* _ЗАДАНИЕ A_: Перепишите слово в слово записи, начиная с первой строки и заканчивая строкой с "y-tick-label: 8 <box>102 30 107 41</box>" включительно.
************
Сейчас, когда литература начинает преодолевать узкую жанровую специализированность, навязанную ей в советские годы, многие литературоведы-критики-филологи задумались о своем, так сказать, креативном самоопределении. Тут есть два пути. Один — взять да и написать вымышленное повествование, честно испытав свои возможности, а заодно и побывав в «шкуре» прозаика, что по-своему и познавательно, и поучительно. Другой путь — объявить романами свои «материалы и исследования» (кстати, если не ошибаюсь, «романом-исследованием» называлась довольно заурядная и подзабытая ныне книга Б. Бурсова о Достоевском). Оба варианта представлены в нынешней культурной ситуации. Второй, конечно, во много раз безопаснее первого, но, прибегая к приему остранения («остраннения»), я изобразил бы его так.
Помост для тяжелоатлетов. На нем лежит штанга, то есть тот самый творческий вымысел, который надо взять, осилить, выдержать. Вот выходят один за другим романисты и романистки (думаю, не обидит их такое сравнение): допустим, Маканин, Шишкин, Дмитриев, Уткин, Буйда, Волос, Улицкая, Славникова, Полянская, Толстая. Кто-то роняет штангу сразу, кто-то с мучительным усилием поднимает и держит над головой — в то время как судьи-критики еще придирчиво решают, взят ли вес. И вот в это время появляется на помосте блестящий журналист, эффектно поигрывая мускулами, поднимает вверх свои пятикилограммовые гантели и хочет быть причисленным к категории штангистов. Легкое журналистское письмо — ремесло по-своему необходимое, но от романного письма оно отличается природно. Как и легкая жизнь литературного журналиста от монашески жертвенной стези современного некоммерческого романиста.
************
* _ЗАДАНИЕ B_: Процитируйте без изменений отрывок из текста от "Сейчас, когда литература" до "бы его так." включительно.

* _СТРОКИ ДАННЫХ_:
************
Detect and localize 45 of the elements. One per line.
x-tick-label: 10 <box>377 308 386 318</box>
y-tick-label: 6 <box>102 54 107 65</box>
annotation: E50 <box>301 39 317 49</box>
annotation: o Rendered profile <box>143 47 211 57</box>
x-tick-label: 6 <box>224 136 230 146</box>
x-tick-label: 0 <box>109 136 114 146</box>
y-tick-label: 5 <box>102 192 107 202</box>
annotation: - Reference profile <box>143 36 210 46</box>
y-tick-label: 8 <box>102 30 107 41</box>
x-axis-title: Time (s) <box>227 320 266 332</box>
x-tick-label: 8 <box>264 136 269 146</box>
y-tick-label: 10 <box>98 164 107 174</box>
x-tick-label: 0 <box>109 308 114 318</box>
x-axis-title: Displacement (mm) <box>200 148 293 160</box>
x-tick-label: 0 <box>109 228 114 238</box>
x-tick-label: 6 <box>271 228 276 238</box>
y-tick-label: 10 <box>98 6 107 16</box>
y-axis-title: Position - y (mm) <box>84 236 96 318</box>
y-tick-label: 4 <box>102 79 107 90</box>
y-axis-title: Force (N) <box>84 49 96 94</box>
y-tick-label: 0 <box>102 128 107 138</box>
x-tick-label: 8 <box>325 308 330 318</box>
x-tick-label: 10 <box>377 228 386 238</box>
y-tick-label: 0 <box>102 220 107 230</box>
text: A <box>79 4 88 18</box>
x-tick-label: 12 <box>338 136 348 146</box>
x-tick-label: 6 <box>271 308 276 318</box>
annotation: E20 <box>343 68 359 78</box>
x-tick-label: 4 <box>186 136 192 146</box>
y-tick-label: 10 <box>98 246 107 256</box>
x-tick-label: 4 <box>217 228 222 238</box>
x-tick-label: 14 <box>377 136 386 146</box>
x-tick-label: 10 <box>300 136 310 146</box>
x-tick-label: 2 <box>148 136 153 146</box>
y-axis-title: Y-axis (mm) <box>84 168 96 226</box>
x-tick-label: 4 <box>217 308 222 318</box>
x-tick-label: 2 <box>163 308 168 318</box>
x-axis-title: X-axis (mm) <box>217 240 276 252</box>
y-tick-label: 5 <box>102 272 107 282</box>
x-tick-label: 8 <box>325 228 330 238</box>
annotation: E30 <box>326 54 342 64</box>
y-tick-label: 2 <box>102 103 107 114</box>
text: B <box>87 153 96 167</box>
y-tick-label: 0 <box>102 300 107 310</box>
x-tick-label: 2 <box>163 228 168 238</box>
************
* _РЕЗУЛЬТАТ A_:
Detect and localize 45 of the elements. One per line.
x-tick-label: 10 <box>377 308 386 318</box>
y-tick-label: 6 <box>102 54 107 65</box>
annotation: E50 <box>301 39 317 49</box>
annotation: o Rendered profile <box>143 47 211 57</box>
x-tick-label: 6 <box>224 136 230 146</box>
x-tick-label: 0 <box>109 136 114 146</box>
y-tick-label: 5 <box>102 192 107 202</box>
annotation: - Reference profile <box>143 36 210 46</box>
y-tick-label: 8 <box>102 30 107 41</box>

* _РЕЗУЛЬТАТ B_:
Сейчас, когда литература начинает преодолевать узкую жанровую специализированность, навязанную ей в советские годы, многие литературоведы-критики-филологи задумались о своем, так сказать, креативном самоопределении. Тут есть два пути. Один — взять да и написать вымышленное повествование, честно испытав свои возможности, а заодно и побывав в «шкуре» прозаика, что по-своему и познавательно, и поучительно. Другой путь — объявить романами свои «материалы и исследования» (кстати, если не ошибаюсь, «романом-исследованием» называлась довольно заурядная и подзабытая ныне книга Б. Бурсова о Достоевском). Оба варианта представлены в нынешней культурной ситуации. Второй, конечно, во много раз безопаснее первого, но, прибегая к приему остранения («остраннения»), я изобразил бы его так.